Data entries
(begin)
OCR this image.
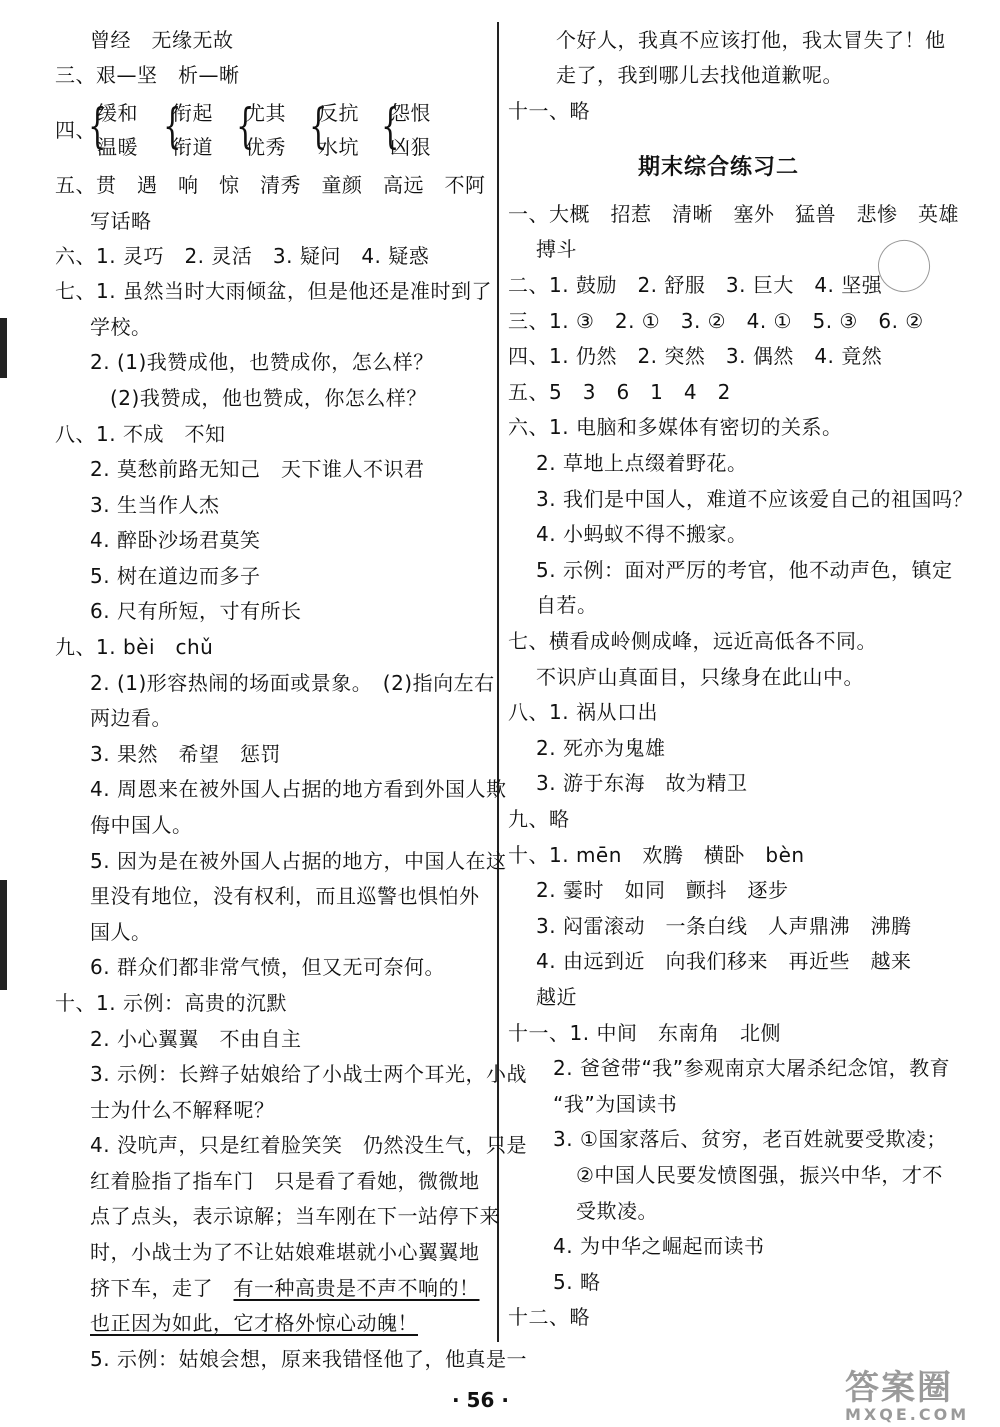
曾经　无缘无故
三、艰—坚　析—晰
四、
{
缓和
温暖 {
衔起
衔道 {
尤其
优秀 {
反抗
水坑 {
怨恨
凶狠
五、贯　遇　响　惊　清秀　童颜　高远　不阿
写话略
六、1. 灵巧　2. 灵活　3. 疑问　4. 疑惑
七、1. 虽然当时大雨倾盆，但是他还是准时到了
学校。
2. (1)我赞成他，也赞成你，怎么样？
(2)我赞成，他也赞成，你怎么样？
八、1. 不成　不知
2. 莫愁前路无知己　天下谁人不识君
3. 生当作人杰
4. 醉卧沙场君莫笑
5. 树在道边而多子
6. 尺有所短，寸有所长
九、1. bèi　chǔ
2. (1)形容热闹的场面或景象。　(2)指向左右
两边看。
3. 果然　希望　惩罚
4. 周恩来在被外国人占据的地方看到外国人欺
侮中国人。
5. 因为是在被外国人占据的地方，中国人在这
里没有地位，没有权利，而且巡警也惧怕外
国人。
6. 群众们都非常气愤，但又无可奈何。
十、1. 示例：高贵的沉默
2. 小心翼翼　不由自主
3. 示例：长辫子姑娘给了小战士两个耳光，小战
士为什么不解释呢？
4. 没吭声，只是红着脸笑笑　仍然没生气，只是
红着脸指了指车门　只是看了看她，微微地
点了点头，表示谅解；当车刚在下一站停下来
时，小战士为了不让姑娘难堪就小心翼翼地
挤下车，走了　有一种高贵是不声不响的！
也正因为如此，它才格外惊心动魄！
5. 示例：姑娘会想，原来我错怪他了，他真是一
个好人，我真不应该打他，我太冒失了！他
走了，我到哪儿去找他道歉呢。
十一、略
期末综合练习二
一、大概　招惹　清晰　塞外　猛兽　悲惨　英雄
搏斗
二、1. 鼓励　2. 舒服　3. 巨大　4. 坚强
三、1. ③　2. ①　3. ②　4. ①　5. ③　6. ②
四、1. 仍然　2. 突然　3. 偶然　4. 竟然
五、5　3　6　1　4　2
六、1. 电脑和多媒体有密切的关系。
2. 草地上点缀着野花。
3. 我们是中国人，难道不应该爱自己的祖国吗？
4. 小蚂蚁不得不搬家。
5. 示例：面对严厉的考官，他不动声色，镇定
自若。
七、横看成岭侧成峰，远近高低各不同。
不识庐山真面目，只缘身在此山中。
八、1. 祸从口出
2. 死亦为鬼雄
3. 游于东海　故为精卫
九、略
十、1. mēn　欢腾　横卧　bèn
2. 霎时　如同　颤抖　逐步
3. 闷雷滚动　一条白线　人声鼎沸　沸腾
4. 由远到近　向我们移来　再近些　越来
越近
十一、1. 中间　东南角　北侧
2. 爸爸带“我”参观南京大屠杀纪念馆，教育
“我”为国读书
3. ①国家落后、贫穷，老百姓就要受欺凌；
②中国人民要发愤图强，振兴中华，才不
受欺凌。
4. 为中华之崛起而读书
5. 略
十二、略
· 56 ·	答案圈
MXQE.COM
(end)
▶ **What you are asked to do**: Each entry gets copied exactly; the pictures stay out.

▶ **Task answer**:
OCR this image.
曾经　无缘无故
三、艰—坚　析—晰
四、
{
缓和
温暖 {
衔起
衔道 {
尤其
优秀 {
反抗
水坑 {
怨恨
凶狠
五、贯　遇　响　惊　清秀　童颜　高远　不阿
写话略
六、1. 灵巧　2. 灵活　3. 疑问　4. 疑惑
七、1. 虽然当时大雨倾盆，但是他还是准时到了
学校。
2. (1)我赞成他，也赞成你，怎么样？
(2)我赞成，他也赞成，你怎么样？
八、1. 不成　不知
2. 莫愁前路无知己　天下谁人不识君
3. 生当作人杰
4. 醉卧沙场君莫笑
5. 树在道边而多子
6. 尺有所短，寸有所长
九、1. bèi　chǔ
2. (1)形容热闹的场面或景象。　(2)指向左右
两边看。
3. 果然　希望　惩罚
4. 周恩来在被外国人占据的地方看到外国人欺
侮中国人。
5. 因为是在被外国人占据的地方，中国人在这
里没有地位，没有权利，而且巡警也惧怕外
国人。
6. 群众们都非常气愤，但又无可奈何。
十、1. 示例：高贵的沉默
2. 小心翼翼　不由自主
3. 示例：长辫子姑娘给了小战士两个耳光，小战
士为什么不解释呢？
4. 没吭声，只是红着脸笑笑　仍然没生气，只是
红着脸指了指车门　只是看了看她，微微地
点了点头，表示谅解；当车刚在下一站停下来
时，小战士为了不让姑娘难堪就小心翼翼地
挤下车，走了　有一种高贵是不声不响的！
也正因为如此，它才格外惊心动魄！
5. 示例：姑娘会想，原来我错怪他了，他真是一
个好人，我真不应该打他，我太冒失了！他
走了，我到哪儿去找他道歉呢。
十一、略
期末综合练习二
一、大概　招惹　清晰　塞外　猛兽　悲惨　英雄
搏斗
二、1. 鼓励　2. 舒服　3. 巨大　4. 坚强
三、1. ③　2. ①　3. ②　4. ①　5. ③　6. ②
四、1. 仍然　2. 突然　3. 偶然　4. 竟然
五、5　3　6　1　4　2
六、1. 电脑和多媒体有密切的关系。
2. 草地上点缀着野花。
3. 我们是中国人，难道不应该爱自己的祖国吗？
4. 小蚂蚁不得不搬家。
5. 示例：面对严厉的考官，他不动声色，镇定
自若。
七、横看成岭侧成峰，远近高低各不同。
不识庐山真面目，只缘身在此山中。
八、1. 祸从口出
2. 死亦为鬼雄
3. 游于东海　故为精卫
九、略
十、1. mēn　欢腾　横卧　bèn
2. 霎时　如同　颤抖　逐步
3. 闷雷滚动　一条白线　人声鼎沸　沸腾
4. 由远到近　向我们移来　再近些　越来
越近
十一、1. 中间　东南角　北侧
2. 爸爸带“我”参观南京大屠杀纪念馆，教育
“我”为国读书
3. ①国家落后、贫穷，老百姓就要受欺凌；
②中国人民要发愤图强，振兴中华，才不
受欺凌。
4. 为中华之崛起而读书
5. 略
十二、略
· 56 ·	答案圈
MXQE.COM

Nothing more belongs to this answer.